Entries shown:
+---+

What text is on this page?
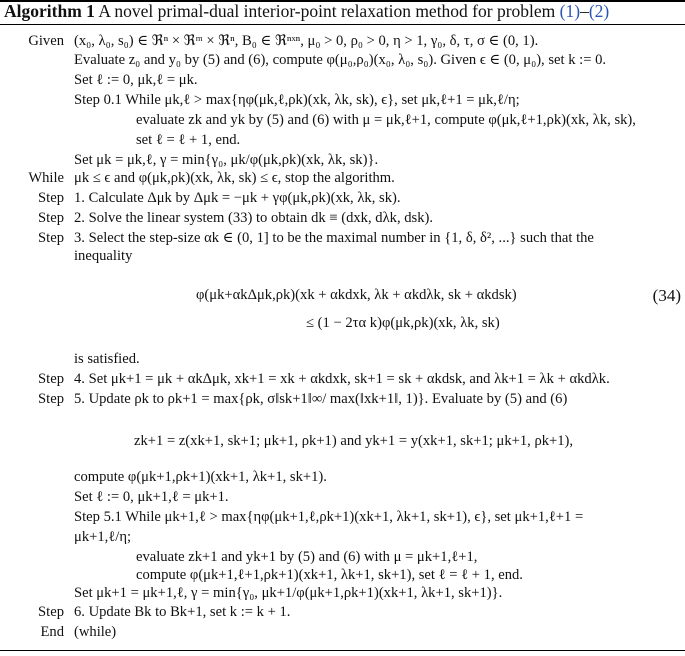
Algorithm 1 A novel primal-dual interior-point relaxation method for problem (1)–(2)
Given
While
Step
Step
Step
Step
Step
Step
End
(x₀, λ₀, s₀) ∈ ℜⁿ × ℜᵐ × ℜⁿ, B₀ ∈ ℜⁿˣⁿ, μ₀ > 0, ρ₀ > 0, η > 1, γ₀, δ, τ, σ ∈ (0, 1).
Evaluate z₀ and y₀ by (5) and (6), compute φ(μ₀,ρ₀)(x₀, λ₀, s₀). Given ϵ ∈ (0, μ₀), set k := 0.
Set ℓ := 0, μk,ℓ = μk.
Step 0.1 While μk,ℓ > max{ηφ(μk,ℓ,ρk)(xk, λk, sk), ϵ}, set μk,ℓ+1 = μk,ℓ/η;
evaluate zk and yk by (5) and (6) with μ = μk,ℓ+1, compute φ(μk,ℓ+1,ρk)(xk, λk, sk),
set ℓ = ℓ + 1, end.
Set μk = μk,ℓ, γ = min{γ₀, μk/φ(μk,ρk)(xk, λk, sk)}.
μk ≤ ϵ and φ(μk,ρk)(xk, λk, sk) ≤ ϵ, stop the algorithm.
1. Calculate Δμk by Δμk = −μk + γφ(μk,ρk)(xk, λk, sk).
2. Solve the linear system (33) to obtain dk ≡ (dxk, dλk, dsk).
3. Select the step-size αk ∈ (0, 1] to be the maximal number in {1, δ, δ², ...} such that the
inequality
φ(μk+αkΔμk,ρk)(xk + αkdxk, λk + αkdλk, sk + αkdsk)	(34)
≤ (1 − 2τα k)φ(μk,ρk)(xk, λk, sk)
is satisfied.
4. Set μk+1 = μk + αkΔμk, xk+1 = xk + αkdxk, sk+1 = sk + αkdsk, and λk+1 = λk + αkdλk.
5. Update ρk to ρk+1 = max{ρk, σ‖sk+1‖∞/ max(‖xk+1‖, 1)}. Evaluate by (5) and (6)
zk+1 = z(xk+1, sk+1; μk+1, ρk+1) and yk+1 = y(xk+1, sk+1; μk+1, ρk+1),
compute φ(μk+1,ρk+1)(xk+1, λk+1, sk+1).
Set ℓ := 0, μk+1,ℓ = μk+1.
Step 5.1 While μk+1,ℓ > max{ηφ(μk+1,ℓ,ρk+1)(xk+1, λk+1, sk+1), ϵ}, set μk+1,ℓ+1 =
μk+1,ℓ/η;
evaluate zk+1 and yk+1 by (5) and (6) with μ = μk+1,ℓ+1,
compute φ(μk+1,ℓ+1,ρk+1)(xk+1, λk+1, sk+1), set ℓ = ℓ + 1, end.
Set μk+1 = μk+1,ℓ, γ = min{γ₀, μk+1/φ(μk+1,ρk+1)(xk+1, λk+1, sk+1)}.
6. Update Bk to Bk+1, set k := k + 1.
(while)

+---+

Stated task: Leave the pictures out, and transcribe each of the records exactly.

Output below:
What text is on this page?
Algorithm 1 A novel primal-dual interior-point relaxation method for problem (1)–(2)
Given
While
Step
Step
Step
Step
Step
Step
End
(x₀, λ₀, s₀) ∈ ℜⁿ × ℜᵐ × ℜⁿ, B₀ ∈ ℜⁿˣⁿ, μ₀ > 0, ρ₀ > 0, η > 1, γ₀, δ, τ, σ ∈ (0, 1).
Evaluate z₀ and y₀ by (5) and (6), compute φ(μ₀,ρ₀)(x₀, λ₀, s₀). Given ϵ ∈ (0, μ₀), set k := 0.
Set ℓ := 0, μk,ℓ = μk.
Step 0.1 While μk,ℓ > max{ηφ(μk,ℓ,ρk)(xk, λk, sk), ϵ}, set μk,ℓ+1 = μk,ℓ/η;
evaluate zk and yk by (5) and (6) with μ = μk,ℓ+1, compute φ(μk,ℓ+1,ρk)(xk, λk, sk),
set ℓ = ℓ + 1, end.
Set μk = μk,ℓ, γ = min{γ₀, μk/φ(μk,ρk)(xk, λk, sk)}.
μk ≤ ϵ and φ(μk,ρk)(xk, λk, sk) ≤ ϵ, stop the algorithm.
1. Calculate Δμk by Δμk = −μk + γφ(μk,ρk)(xk, λk, sk).
2. Solve the linear system (33) to obtain dk ≡ (dxk, dλk, dsk).
3. Select the step-size αk ∈ (0, 1] to be the maximal number in {1, δ, δ², ...} such that the
inequality
φ(μk+αkΔμk,ρk)(xk + αkdxk, λk + αkdλk, sk + αkdsk)	(34)
≤ (1 − 2τα k)φ(μk,ρk)(xk, λk, sk)
is satisfied.
4. Set μk+1 = μk + αkΔμk, xk+1 = xk + αkdxk, sk+1 = sk + αkdsk, and λk+1 = λk + αkdλk.
5. Update ρk to ρk+1 = max{ρk, σ‖sk+1‖∞/ max(‖xk+1‖, 1)}. Evaluate by (5) and (6)
zk+1 = z(xk+1, sk+1; μk+1, ρk+1) and yk+1 = y(xk+1, sk+1; μk+1, ρk+1),
compute φ(μk+1,ρk+1)(xk+1, λk+1, sk+1).
Set ℓ := 0, μk+1,ℓ = μk+1.
Step 5.1 While μk+1,ℓ > max{ηφ(μk+1,ℓ,ρk+1)(xk+1, λk+1, sk+1), ϵ}, set μk+1,ℓ+1 =
μk+1,ℓ/η;
evaluate zk+1 and yk+1 by (5) and (6) with μ = μk+1,ℓ+1,
compute φ(μk+1,ℓ+1,ρk+1)(xk+1, λk+1, sk+1), set ℓ = ℓ + 1, end.
Set μk+1 = μk+1,ℓ, γ = min{γ₀, μk+1/φ(μk+1,ρk+1)(xk+1, λk+1, sk+1)}.
6. Update Bk to Bk+1, set k := k + 1.
(while)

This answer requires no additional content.